--- Start Extracted material ---

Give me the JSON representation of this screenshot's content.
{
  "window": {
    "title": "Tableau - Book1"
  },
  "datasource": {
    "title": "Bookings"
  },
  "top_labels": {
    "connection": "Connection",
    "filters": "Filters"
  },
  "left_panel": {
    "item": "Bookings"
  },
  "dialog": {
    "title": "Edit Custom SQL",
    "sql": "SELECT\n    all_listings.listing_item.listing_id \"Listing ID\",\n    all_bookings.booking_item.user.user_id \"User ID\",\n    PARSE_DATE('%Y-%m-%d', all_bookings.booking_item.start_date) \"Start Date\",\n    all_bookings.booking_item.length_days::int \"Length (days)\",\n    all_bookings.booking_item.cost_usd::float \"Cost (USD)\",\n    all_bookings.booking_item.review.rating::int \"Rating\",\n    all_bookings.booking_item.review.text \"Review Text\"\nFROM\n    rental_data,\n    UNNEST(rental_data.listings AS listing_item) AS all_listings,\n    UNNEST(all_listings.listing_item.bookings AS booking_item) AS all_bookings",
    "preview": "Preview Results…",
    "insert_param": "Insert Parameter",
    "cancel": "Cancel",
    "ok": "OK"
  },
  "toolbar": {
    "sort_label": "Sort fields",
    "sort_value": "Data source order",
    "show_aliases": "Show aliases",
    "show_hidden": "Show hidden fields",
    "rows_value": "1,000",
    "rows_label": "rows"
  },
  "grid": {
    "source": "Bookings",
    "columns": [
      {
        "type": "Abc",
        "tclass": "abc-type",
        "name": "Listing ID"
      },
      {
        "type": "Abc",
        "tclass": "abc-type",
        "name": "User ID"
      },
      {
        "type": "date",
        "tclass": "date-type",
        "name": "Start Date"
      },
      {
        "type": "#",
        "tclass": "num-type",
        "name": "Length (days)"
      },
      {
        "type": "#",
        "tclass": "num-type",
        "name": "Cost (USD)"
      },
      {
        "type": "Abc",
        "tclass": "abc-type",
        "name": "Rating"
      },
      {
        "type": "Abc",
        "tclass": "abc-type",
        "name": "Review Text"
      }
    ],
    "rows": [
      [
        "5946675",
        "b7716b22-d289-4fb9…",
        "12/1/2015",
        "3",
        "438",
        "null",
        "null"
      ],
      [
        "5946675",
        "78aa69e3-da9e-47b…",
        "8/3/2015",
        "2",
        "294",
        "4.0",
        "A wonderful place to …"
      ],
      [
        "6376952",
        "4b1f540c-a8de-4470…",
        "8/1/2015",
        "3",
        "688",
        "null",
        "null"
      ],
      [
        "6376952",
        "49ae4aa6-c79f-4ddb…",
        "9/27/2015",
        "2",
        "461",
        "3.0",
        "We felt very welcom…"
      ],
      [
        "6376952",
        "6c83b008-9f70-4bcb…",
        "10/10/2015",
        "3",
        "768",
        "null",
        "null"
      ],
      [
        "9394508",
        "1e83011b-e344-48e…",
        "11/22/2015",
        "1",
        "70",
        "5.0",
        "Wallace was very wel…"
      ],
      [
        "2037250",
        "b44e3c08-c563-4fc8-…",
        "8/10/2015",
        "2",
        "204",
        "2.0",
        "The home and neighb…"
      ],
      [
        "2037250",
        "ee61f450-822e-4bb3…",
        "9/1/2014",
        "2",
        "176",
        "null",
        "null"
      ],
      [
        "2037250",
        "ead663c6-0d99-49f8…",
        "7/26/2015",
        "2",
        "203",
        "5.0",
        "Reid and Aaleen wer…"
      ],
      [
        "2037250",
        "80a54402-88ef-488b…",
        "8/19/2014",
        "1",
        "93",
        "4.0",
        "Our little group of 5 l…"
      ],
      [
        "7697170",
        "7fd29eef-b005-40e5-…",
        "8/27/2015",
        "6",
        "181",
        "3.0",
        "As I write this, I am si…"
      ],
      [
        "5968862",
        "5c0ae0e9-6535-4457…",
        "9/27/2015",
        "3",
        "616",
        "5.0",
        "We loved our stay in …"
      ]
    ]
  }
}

--- End Extracted material ---

> _Required work_: Pull every line containing the word "days" out of the material and copy it.

> _Written solution_:
    "sql": "SELECT\n    all_listings.listing_item.listing_id \"Listing ID\",\n    all_bookings.booking_item.user.user_id \"User ID\",\n    PARSE_DATE('%Y-%m-%d', all_bookings.booking_item.start_date) \"Start Date\",\n    all_bookings.booking_item.length_days::int \"Length (days)\",\n    all_bookings.booking_item.cost_usd::float \"Cost (USD)\",\n    all_bookings.booking_item.review.rating::int \"Rating\",\n    all_bookings.booking_item.review.text \"Review Text\"\nFROM\n    rental_data,\n    UNNEST(rental_data.listings AS listing_item) AS all_listings,\n    UNNEST(all_listings.listing_item.bookings AS booking_item) AS all_bookings",
        "name": "Length (days)"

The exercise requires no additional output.